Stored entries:
━━━━━━━━━━

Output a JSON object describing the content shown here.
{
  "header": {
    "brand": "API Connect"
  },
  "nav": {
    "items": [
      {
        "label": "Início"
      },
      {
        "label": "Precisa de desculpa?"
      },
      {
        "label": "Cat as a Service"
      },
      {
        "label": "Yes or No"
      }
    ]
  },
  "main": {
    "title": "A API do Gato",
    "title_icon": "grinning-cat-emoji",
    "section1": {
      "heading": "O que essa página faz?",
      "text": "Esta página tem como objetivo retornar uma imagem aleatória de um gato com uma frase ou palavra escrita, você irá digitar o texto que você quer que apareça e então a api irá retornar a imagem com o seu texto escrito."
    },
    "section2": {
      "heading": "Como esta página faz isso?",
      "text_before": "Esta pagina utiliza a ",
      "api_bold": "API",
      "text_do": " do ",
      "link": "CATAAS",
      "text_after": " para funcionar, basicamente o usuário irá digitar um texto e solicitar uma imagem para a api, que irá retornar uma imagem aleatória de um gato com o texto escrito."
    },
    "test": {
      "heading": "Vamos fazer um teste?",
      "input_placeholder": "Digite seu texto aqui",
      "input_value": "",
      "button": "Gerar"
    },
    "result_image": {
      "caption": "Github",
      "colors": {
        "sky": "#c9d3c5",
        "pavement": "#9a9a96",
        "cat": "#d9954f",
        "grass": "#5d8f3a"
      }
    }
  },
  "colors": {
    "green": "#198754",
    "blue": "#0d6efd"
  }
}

━━━━━━━━━━

## [TASK GOAL]
Tally up the lines with the word "escrito" in them, and answer with that number by itself.

## [COMPLETED TASK]
2